— Start Exercise data —

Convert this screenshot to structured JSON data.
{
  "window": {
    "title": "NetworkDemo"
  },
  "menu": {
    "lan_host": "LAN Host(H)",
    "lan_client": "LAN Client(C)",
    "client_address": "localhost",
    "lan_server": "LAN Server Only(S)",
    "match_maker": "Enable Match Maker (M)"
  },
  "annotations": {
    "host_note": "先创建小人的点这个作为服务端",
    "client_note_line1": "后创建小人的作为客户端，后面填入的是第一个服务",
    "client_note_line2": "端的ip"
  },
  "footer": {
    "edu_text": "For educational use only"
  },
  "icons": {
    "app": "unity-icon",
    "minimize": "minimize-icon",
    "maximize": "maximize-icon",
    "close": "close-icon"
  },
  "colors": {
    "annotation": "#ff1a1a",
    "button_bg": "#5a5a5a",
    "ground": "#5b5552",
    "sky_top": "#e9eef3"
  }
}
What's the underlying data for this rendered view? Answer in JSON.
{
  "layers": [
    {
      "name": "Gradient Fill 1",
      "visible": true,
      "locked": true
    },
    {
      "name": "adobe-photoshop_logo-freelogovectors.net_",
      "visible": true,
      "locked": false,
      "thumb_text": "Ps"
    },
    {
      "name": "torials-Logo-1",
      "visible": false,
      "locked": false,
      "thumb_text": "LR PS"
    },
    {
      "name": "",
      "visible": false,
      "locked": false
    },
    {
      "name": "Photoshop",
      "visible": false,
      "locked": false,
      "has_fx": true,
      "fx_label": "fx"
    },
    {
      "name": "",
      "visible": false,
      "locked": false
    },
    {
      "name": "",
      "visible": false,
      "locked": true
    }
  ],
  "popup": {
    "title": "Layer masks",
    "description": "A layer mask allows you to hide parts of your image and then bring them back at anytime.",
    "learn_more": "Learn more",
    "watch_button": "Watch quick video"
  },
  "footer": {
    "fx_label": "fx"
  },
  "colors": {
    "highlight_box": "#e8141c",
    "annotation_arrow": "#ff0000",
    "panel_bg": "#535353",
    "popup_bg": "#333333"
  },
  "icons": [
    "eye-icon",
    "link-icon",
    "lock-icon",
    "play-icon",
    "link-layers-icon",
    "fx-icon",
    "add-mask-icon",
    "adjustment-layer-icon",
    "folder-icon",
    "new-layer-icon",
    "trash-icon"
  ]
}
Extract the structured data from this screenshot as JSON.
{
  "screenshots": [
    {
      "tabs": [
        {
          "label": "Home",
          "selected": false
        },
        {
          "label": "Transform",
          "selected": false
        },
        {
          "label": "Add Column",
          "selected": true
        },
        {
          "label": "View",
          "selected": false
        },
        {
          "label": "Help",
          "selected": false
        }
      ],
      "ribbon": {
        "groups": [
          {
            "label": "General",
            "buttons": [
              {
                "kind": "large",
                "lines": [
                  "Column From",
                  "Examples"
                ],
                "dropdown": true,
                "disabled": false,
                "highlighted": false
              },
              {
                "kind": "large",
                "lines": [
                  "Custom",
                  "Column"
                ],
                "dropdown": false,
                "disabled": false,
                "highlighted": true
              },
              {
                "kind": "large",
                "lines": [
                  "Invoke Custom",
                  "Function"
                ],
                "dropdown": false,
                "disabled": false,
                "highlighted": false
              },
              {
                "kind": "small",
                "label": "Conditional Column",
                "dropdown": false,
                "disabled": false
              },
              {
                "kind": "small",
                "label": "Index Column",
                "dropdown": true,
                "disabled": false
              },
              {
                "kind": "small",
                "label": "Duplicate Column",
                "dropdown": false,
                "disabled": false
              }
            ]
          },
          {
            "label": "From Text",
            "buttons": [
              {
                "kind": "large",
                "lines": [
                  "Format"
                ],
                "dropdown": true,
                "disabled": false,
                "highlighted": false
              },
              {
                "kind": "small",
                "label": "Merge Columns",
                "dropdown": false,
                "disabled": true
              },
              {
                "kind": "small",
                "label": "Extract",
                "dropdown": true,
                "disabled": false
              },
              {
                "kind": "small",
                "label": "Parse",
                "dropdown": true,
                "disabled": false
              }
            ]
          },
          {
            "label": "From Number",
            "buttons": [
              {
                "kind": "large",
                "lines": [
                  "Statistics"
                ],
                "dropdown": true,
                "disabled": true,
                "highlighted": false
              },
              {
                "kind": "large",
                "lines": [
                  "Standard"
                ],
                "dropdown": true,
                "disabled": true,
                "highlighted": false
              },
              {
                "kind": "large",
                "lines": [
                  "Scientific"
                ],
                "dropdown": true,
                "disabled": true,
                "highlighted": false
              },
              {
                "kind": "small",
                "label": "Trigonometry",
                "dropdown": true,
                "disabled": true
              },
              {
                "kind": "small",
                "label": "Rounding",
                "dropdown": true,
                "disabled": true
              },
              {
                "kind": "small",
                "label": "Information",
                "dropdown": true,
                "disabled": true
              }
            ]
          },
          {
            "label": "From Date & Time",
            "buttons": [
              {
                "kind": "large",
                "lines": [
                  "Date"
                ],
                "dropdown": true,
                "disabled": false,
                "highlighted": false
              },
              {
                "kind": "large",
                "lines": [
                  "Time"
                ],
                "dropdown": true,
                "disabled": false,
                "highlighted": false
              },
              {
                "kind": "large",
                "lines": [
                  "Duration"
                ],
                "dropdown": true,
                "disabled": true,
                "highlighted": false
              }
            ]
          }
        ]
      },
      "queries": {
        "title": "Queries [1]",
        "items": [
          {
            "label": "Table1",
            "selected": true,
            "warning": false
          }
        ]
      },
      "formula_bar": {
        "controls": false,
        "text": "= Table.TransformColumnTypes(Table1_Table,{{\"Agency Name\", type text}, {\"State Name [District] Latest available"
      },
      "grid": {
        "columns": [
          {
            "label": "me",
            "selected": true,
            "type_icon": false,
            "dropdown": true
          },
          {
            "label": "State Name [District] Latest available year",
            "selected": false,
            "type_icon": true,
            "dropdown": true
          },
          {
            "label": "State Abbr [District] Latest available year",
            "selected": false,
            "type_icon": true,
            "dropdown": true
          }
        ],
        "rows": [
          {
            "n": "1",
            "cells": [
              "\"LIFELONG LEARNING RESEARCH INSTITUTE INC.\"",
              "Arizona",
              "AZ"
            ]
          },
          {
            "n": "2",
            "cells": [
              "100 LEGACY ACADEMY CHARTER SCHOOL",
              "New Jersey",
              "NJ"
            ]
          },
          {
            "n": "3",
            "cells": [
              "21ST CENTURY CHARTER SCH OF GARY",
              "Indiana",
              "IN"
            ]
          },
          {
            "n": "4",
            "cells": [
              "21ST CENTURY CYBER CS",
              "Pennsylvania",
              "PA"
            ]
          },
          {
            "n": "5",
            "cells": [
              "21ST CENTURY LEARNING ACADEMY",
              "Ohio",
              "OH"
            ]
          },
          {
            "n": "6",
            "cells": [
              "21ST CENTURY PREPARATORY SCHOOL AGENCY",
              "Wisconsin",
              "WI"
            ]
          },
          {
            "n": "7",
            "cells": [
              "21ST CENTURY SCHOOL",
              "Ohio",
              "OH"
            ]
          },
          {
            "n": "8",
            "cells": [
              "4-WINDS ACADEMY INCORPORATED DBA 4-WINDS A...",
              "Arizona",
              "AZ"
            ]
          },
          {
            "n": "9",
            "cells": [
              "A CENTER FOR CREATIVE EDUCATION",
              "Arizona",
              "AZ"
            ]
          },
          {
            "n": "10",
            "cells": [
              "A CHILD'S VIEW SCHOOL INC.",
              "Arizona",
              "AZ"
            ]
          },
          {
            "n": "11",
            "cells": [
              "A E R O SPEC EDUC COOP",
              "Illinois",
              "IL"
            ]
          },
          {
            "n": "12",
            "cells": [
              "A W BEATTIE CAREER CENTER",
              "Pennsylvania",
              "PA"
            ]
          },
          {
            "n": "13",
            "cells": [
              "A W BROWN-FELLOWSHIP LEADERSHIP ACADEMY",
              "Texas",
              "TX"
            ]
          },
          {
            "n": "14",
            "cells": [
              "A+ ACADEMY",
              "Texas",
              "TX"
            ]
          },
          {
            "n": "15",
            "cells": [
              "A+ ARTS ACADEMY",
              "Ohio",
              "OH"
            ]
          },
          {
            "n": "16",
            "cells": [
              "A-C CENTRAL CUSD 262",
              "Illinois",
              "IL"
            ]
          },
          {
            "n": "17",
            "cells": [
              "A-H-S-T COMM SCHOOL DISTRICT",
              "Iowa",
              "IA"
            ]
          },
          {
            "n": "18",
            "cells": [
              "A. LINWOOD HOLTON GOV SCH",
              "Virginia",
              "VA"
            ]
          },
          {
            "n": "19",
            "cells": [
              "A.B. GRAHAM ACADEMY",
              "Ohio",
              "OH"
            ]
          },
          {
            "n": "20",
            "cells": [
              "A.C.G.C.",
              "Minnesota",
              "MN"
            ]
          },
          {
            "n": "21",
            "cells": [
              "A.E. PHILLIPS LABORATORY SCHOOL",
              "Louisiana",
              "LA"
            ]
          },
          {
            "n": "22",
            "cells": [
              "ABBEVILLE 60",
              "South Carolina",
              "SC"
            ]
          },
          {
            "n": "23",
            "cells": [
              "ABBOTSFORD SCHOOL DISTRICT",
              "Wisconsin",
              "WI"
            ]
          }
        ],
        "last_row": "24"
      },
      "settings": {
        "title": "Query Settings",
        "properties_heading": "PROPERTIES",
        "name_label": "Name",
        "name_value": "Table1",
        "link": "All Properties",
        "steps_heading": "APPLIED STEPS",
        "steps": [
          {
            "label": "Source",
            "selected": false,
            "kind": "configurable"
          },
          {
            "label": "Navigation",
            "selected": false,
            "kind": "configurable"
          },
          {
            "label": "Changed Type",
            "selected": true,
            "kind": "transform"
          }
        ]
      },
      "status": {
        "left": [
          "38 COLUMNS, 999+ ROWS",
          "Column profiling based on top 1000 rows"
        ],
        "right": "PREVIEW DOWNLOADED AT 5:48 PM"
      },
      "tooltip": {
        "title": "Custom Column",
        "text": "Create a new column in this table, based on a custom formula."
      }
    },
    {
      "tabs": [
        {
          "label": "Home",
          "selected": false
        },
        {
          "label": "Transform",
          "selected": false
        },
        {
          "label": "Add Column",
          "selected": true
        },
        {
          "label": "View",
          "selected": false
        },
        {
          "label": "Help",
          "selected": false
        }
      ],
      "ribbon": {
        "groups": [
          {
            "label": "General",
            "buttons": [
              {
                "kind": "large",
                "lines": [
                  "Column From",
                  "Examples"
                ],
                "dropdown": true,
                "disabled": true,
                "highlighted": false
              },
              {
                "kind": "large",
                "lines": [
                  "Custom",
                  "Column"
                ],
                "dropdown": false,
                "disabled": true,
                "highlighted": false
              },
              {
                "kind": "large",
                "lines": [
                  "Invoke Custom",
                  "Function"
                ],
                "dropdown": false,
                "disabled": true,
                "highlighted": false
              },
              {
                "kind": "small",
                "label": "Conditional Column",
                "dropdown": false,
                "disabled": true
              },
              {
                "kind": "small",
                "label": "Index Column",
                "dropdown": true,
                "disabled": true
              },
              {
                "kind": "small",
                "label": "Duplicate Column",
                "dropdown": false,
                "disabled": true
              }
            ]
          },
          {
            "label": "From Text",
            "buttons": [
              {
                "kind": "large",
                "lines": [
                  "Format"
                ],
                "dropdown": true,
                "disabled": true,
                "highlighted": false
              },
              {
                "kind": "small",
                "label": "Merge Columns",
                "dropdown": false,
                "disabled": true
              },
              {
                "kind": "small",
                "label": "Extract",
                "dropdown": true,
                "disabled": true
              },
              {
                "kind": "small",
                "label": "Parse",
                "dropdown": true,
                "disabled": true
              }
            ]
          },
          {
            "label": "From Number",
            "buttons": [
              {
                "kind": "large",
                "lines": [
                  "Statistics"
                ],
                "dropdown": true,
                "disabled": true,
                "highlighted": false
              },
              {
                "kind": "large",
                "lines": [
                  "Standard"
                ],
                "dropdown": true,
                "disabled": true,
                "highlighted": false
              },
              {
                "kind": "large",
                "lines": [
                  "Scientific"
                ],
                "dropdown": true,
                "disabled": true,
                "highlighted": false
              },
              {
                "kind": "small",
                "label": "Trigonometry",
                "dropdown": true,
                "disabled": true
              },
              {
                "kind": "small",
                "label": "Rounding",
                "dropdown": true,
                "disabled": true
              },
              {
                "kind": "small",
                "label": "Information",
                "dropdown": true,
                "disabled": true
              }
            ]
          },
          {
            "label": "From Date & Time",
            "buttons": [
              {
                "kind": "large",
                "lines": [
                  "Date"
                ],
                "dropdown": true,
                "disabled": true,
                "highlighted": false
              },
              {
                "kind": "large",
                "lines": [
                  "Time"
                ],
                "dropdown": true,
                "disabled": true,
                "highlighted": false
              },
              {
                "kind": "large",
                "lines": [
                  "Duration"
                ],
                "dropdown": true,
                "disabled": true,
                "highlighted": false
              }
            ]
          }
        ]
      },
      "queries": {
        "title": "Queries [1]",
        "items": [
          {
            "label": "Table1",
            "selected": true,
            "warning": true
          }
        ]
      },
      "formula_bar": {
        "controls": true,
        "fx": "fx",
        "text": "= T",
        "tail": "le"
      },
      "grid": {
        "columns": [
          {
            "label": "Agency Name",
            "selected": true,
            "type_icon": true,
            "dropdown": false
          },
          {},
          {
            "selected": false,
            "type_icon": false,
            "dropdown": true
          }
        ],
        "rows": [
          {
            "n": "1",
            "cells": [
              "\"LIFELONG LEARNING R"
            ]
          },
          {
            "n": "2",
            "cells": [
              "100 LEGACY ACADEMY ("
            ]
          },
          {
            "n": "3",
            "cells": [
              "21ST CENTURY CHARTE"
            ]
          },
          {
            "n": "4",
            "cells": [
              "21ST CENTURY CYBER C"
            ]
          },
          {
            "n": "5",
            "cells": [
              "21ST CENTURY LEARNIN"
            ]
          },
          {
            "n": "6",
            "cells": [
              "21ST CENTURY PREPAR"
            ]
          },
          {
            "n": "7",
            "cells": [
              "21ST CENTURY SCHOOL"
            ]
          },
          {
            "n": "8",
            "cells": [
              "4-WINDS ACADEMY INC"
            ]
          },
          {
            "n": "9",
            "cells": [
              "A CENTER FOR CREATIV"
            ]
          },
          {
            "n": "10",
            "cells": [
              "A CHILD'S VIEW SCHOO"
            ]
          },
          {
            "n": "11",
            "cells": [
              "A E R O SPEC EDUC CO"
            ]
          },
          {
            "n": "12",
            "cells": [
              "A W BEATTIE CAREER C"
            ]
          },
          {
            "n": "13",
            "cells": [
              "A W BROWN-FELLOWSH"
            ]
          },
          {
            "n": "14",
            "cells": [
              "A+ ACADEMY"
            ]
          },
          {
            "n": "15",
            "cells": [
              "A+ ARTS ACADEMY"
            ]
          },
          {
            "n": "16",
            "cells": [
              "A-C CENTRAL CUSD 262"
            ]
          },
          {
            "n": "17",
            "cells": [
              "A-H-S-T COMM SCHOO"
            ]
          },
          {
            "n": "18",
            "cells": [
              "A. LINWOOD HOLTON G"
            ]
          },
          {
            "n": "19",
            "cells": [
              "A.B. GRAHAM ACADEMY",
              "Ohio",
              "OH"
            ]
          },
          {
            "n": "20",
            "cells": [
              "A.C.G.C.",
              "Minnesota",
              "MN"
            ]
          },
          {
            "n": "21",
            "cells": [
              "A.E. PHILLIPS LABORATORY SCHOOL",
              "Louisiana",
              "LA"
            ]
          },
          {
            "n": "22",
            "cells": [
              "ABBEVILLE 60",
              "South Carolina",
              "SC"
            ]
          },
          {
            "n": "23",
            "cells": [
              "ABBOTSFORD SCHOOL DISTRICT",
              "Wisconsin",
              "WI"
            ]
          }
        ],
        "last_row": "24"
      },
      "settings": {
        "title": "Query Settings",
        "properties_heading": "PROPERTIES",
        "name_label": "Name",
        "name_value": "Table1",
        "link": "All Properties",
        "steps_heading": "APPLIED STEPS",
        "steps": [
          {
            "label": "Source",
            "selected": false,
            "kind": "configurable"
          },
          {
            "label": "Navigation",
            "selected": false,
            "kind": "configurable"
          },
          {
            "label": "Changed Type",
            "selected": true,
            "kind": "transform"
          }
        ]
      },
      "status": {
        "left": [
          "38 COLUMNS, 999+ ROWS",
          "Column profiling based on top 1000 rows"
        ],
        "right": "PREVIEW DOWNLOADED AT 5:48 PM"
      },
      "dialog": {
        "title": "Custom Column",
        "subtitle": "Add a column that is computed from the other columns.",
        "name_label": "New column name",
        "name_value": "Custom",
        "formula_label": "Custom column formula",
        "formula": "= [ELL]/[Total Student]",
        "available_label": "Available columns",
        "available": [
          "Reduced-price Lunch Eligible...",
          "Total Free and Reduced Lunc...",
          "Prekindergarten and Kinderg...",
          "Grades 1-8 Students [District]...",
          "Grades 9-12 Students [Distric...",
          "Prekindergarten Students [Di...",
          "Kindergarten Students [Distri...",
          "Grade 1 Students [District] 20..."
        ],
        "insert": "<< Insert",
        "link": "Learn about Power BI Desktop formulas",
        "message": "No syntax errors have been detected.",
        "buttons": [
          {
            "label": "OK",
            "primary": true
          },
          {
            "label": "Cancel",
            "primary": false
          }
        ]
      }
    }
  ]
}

— End Exercise data —

* [The task]: Check each line of the records for "CENTER" and copy the ones that contain it.

* [Task solution]:
              "A CENTER FOR CREATIVE EDUCATION",
              "A W BEATTIE CAREER CENTER",
              "A CENTER FOR CREATIV"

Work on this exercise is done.